• **TASK GOAL**: Scan the listing below. Report each line that includes "indian".

• **RECORDS TO USE**:
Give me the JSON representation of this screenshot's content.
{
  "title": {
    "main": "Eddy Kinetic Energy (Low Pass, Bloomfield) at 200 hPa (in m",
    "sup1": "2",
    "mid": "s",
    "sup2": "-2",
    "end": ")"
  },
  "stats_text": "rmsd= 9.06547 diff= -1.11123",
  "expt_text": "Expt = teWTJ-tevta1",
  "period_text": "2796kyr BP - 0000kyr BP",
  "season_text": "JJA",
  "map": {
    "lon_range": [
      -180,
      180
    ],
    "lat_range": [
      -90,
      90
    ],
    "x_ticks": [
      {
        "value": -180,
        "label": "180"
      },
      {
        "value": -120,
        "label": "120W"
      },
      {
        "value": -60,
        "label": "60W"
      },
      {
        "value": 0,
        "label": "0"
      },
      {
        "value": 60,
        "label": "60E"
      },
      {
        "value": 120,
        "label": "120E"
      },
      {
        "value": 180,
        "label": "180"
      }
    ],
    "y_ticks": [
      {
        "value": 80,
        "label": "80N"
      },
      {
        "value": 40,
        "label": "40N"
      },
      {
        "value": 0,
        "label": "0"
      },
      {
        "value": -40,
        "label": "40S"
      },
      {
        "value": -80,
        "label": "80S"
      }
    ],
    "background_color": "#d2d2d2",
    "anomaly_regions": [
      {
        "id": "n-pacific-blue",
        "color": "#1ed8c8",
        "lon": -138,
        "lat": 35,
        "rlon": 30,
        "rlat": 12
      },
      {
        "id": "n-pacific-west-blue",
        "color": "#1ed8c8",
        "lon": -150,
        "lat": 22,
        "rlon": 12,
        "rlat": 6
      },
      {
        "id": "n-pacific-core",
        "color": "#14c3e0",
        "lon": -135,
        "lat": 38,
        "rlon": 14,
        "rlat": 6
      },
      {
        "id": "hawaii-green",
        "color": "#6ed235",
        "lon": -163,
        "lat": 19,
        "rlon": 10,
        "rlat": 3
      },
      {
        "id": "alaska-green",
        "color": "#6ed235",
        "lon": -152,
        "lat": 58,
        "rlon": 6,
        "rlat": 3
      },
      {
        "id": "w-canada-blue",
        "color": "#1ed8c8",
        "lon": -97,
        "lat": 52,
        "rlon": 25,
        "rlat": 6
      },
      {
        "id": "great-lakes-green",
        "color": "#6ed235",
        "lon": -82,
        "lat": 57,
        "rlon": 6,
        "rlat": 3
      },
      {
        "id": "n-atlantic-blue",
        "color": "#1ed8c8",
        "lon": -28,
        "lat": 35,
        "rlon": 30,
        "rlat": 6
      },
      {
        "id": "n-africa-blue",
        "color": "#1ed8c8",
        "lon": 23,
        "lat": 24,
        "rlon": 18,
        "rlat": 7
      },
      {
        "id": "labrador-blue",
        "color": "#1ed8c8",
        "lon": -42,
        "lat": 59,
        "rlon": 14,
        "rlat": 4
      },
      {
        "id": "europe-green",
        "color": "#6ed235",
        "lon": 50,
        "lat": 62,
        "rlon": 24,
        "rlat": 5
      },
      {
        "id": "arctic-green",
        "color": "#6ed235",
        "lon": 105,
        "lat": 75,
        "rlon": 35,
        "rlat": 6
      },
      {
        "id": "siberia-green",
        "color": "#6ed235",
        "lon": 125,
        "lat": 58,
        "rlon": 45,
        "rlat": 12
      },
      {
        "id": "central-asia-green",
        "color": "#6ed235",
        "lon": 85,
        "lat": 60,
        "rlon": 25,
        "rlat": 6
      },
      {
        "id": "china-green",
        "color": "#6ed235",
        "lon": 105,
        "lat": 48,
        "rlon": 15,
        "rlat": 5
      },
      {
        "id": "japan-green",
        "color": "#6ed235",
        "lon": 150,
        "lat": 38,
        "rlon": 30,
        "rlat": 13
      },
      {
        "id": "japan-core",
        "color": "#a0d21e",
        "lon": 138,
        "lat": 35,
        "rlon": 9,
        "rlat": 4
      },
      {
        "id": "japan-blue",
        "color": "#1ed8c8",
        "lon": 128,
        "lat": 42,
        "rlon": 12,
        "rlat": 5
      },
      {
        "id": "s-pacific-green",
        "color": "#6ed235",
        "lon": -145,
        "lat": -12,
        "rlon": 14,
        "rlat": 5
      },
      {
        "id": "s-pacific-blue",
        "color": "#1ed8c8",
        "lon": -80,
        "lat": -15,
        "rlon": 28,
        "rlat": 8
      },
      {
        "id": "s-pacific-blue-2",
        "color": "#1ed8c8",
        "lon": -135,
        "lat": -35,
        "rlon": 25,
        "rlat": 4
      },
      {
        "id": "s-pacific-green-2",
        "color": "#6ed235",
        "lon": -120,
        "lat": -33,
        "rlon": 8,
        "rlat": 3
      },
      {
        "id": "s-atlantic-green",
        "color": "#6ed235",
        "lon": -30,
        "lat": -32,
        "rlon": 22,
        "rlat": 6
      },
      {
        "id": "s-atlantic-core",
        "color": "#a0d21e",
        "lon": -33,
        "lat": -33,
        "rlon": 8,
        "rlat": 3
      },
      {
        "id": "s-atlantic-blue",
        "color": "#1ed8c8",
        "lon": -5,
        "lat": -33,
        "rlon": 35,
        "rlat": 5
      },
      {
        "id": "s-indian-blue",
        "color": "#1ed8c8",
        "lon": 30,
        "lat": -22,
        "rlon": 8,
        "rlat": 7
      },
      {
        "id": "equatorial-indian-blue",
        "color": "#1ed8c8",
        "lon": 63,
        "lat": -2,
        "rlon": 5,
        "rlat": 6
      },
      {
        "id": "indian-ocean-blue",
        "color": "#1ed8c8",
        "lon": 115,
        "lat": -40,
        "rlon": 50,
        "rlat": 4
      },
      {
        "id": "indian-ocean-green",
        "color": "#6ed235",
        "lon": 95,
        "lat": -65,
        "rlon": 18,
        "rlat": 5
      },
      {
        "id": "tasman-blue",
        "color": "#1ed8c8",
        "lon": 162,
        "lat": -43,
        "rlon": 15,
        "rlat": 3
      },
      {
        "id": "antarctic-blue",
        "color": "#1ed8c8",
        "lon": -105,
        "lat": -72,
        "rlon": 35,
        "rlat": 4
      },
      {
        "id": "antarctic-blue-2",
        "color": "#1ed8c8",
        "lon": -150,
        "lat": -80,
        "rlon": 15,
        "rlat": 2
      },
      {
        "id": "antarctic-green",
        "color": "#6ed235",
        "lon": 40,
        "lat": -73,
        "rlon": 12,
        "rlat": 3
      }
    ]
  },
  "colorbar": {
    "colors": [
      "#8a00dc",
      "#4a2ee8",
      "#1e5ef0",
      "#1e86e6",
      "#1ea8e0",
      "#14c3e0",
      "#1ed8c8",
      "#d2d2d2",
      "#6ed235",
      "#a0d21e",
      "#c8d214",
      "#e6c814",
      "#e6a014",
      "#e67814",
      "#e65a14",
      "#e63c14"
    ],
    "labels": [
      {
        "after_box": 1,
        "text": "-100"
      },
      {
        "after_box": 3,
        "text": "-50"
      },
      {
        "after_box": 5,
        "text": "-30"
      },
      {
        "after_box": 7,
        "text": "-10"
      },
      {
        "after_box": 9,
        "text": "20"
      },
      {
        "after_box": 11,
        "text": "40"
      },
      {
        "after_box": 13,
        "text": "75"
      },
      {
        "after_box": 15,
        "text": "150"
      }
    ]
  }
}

• **REPLY TO THE TASK**:
        "id": "s-indian-blue",
        "id": "equatorial-indian-blue",
        "id": "indian-ocean-blue",
        "id": "indian-ocean-green",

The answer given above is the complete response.